- [DATA]
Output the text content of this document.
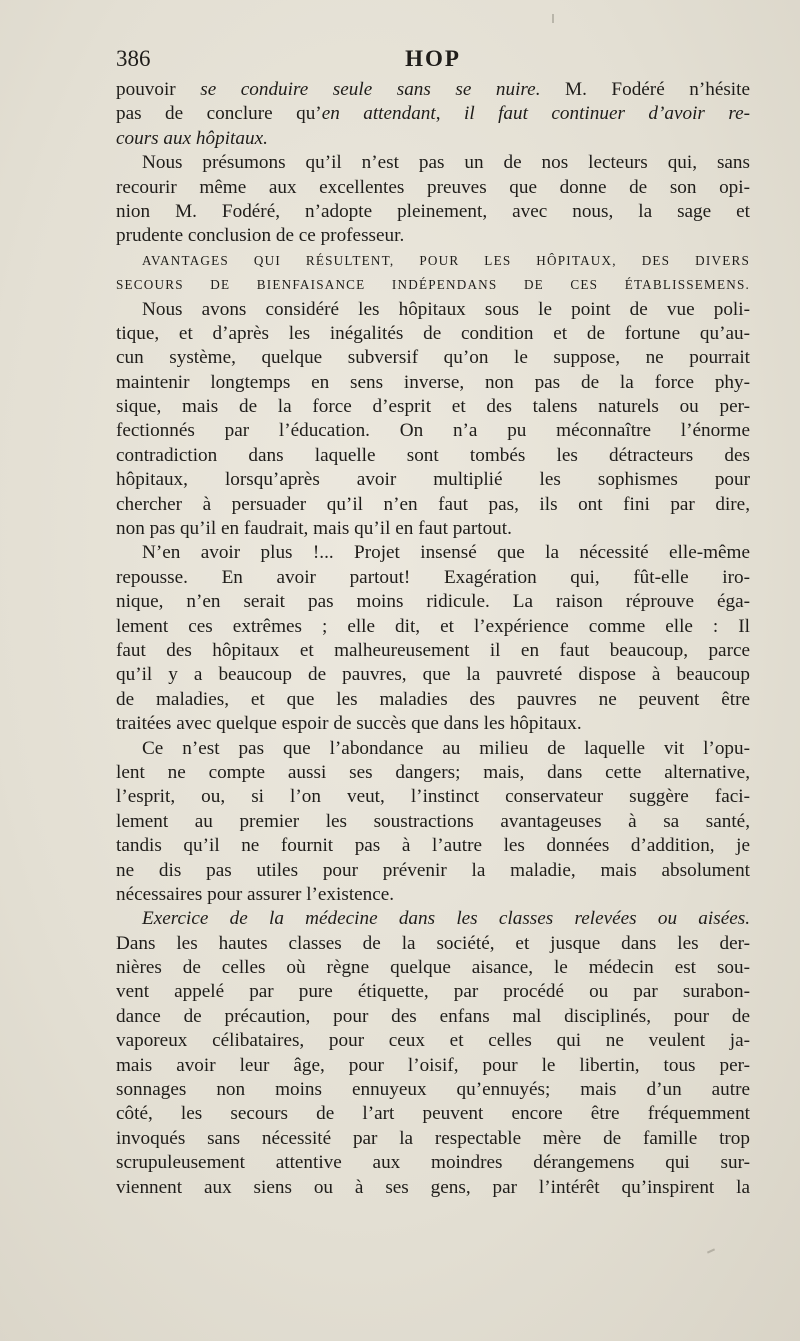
386	HOP
pouvoir se conduire seule sans se nuire. M. Fodéré n’hésite
pas de conclure qu’en attendant, il faut continuer d’avoir re-
cours aux hôpitaux.
Nous présumons qu’il n’est pas un de nos lecteurs qui, sans
recourir même aux excellentes preuves que donne de son opi-
nion M. Fodéré, n’adopte pleinement, avec nous, la sage et
prudente conclusion de ce professeur.
AVANTAGES QUI RÉSULTENT, POUR LES HÔPITAUX, DES DIVERS
SECOURS DE BIENFAISANCE INDÉPENDANS DE CES ÉTABLISSEMENS.
Nous avons considéré les hôpitaux sous le point de vue poli-
tique, et d’après les inégalités de condition et de fortune qu’au-
cun système, quelque subversif qu’on le suppose, ne pourrait
maintenir longtemps en sens inverse, non pas de la force phy-
sique, mais de la force d’esprit et des talens naturels ou per-
fectionnés par l’éducation. On n’a pu méconnaître l’énorme
contradiction dans laquelle sont tombés les détracteurs des
hôpitaux, lorsqu’après avoir multiplié les sophismes pour
chercher à persuader qu’il n’en faut pas, ils ont fini par dire,
non pas qu’il en faudrait, mais qu’il en faut partout.
N’en avoir plus !... Projet insensé que la nécessité elle-même
repousse. En avoir partout! Exagération qui, fût-elle iro-
nique, n’en serait pas moins ridicule. La raison réprouve éga-
lement ces extrêmes ; elle dit, et l’expérience comme elle : Il
faut des hôpitaux et malheureusement il en faut beaucoup, parce
qu’il y a beaucoup de pauvres, que la pauvreté dispose à beaucoup
de maladies, et que les maladies des pauvres ne peuvent être
traitées avec quelque espoir de succès que dans les hôpitaux.
Ce n’est pas que l’abondance au milieu de laquelle vit l’opu-
lent ne compte aussi ses dangers; mais, dans cette alternative,
l’esprit, ou, si l’on veut, l’instinct conservateur suggère faci-
lement au premier les soustractions avantageuses à sa santé,
tandis qu’il ne fournit pas à l’autre les données d’addition, je
ne dis pas utiles pour prévenir la maladie, mais absolument
nécessaires pour assurer l’existence.
Exercice de la médecine dans les classes relevées ou aisées.
Dans les hautes classes de la société, et jusque dans les der-
nières de celles où règne quelque aisance, le médecin est sou-
vent appelé par pure étiquette, par procédé ou par surabon-
dance de précaution, pour des enfans mal disciplinés, pour de
vaporeux célibataires, pour ceux et celles qui ne veulent ja-
mais avoir leur âge, pour l’oisif, pour le libertin, tous per-
sonnages non moins ennuyeux qu’ennuyés; mais d’un autre
côté, les secours de l’art peuvent encore être fréquemment
invoqués sans nécessité par la respectable mère de famille trop
scrupuleusement attentive aux moindres dérangemens qui sur-
viennent aux siens ou à ses gens, par l’intérêt qu’inspirent la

- [EXERCISE PROMPT] Copy out all the entries exactly. Images stay out of the copy.

- [EXERCISE ANSWER]
Output the text content of this document.
386	HOP
pouvoir se conduire seule sans se nuire. M. Fodéré n’hésite
pas de conclure qu’en attendant, il faut continuer d’avoir re-
cours aux hôpitaux.
Nous présumons qu’il n’est pas un de nos lecteurs qui, sans
recourir même aux excellentes preuves que donne de son opi-
nion M. Fodéré, n’adopte pleinement, avec nous, la sage et
prudente conclusion de ce professeur.
AVANTAGES QUI RÉSULTENT, POUR LES HÔPITAUX, DES DIVERS
SECOURS DE BIENFAISANCE INDÉPENDANS DE CES ÉTABLISSEMENS.
Nous avons considéré les hôpitaux sous le point de vue poli-
tique, et d’après les inégalités de condition et de fortune qu’au-
cun système, quelque subversif qu’on le suppose, ne pourrait
maintenir longtemps en sens inverse, non pas de la force phy-
sique, mais de la force d’esprit et des talens naturels ou per-
fectionnés par l’éducation. On n’a pu méconnaître l’énorme
contradiction dans laquelle sont tombés les détracteurs des
hôpitaux, lorsqu’après avoir multiplié les sophismes pour
chercher à persuader qu’il n’en faut pas, ils ont fini par dire,
non pas qu’il en faudrait, mais qu’il en faut partout.
N’en avoir plus !... Projet insensé que la nécessité elle-même
repousse. En avoir partout! Exagération qui, fût-elle iro-
nique, n’en serait pas moins ridicule. La raison réprouve éga-
lement ces extrêmes ; elle dit, et l’expérience comme elle : Il
faut des hôpitaux et malheureusement il en faut beaucoup, parce
qu’il y a beaucoup de pauvres, que la pauvreté dispose à beaucoup
de maladies, et que les maladies des pauvres ne peuvent être
traitées avec quelque espoir de succès que dans les hôpitaux.
Ce n’est pas que l’abondance au milieu de laquelle vit l’opu-
lent ne compte aussi ses dangers; mais, dans cette alternative,
l’esprit, ou, si l’on veut, l’instinct conservateur suggère faci-
lement au premier les soustractions avantageuses à sa santé,
tandis qu’il ne fournit pas à l’autre les données d’addition, je
ne dis pas utiles pour prévenir la maladie, mais absolument
nécessaires pour assurer l’existence.
Exercice de la médecine dans les classes relevées ou aisées.
Dans les hautes classes de la société, et jusque dans les der-
nières de celles où règne quelque aisance, le médecin est sou-
vent appelé par pure étiquette, par procédé ou par surabon-
dance de précaution, pour des enfans mal disciplinés, pour de
vaporeux célibataires, pour ceux et celles qui ne veulent ja-
mais avoir leur âge, pour l’oisif, pour le libertin, tous per-
sonnages non moins ennuyeux qu’ennuyés; mais d’un autre
côté, les secours de l’art peuvent encore être fréquemment
invoqués sans nécessité par la respectable mère de famille trop
scrupuleusement attentive aux moindres dérangemens qui sur-
viennent aux siens ou à ses gens, par l’intérêt qu’inspirent la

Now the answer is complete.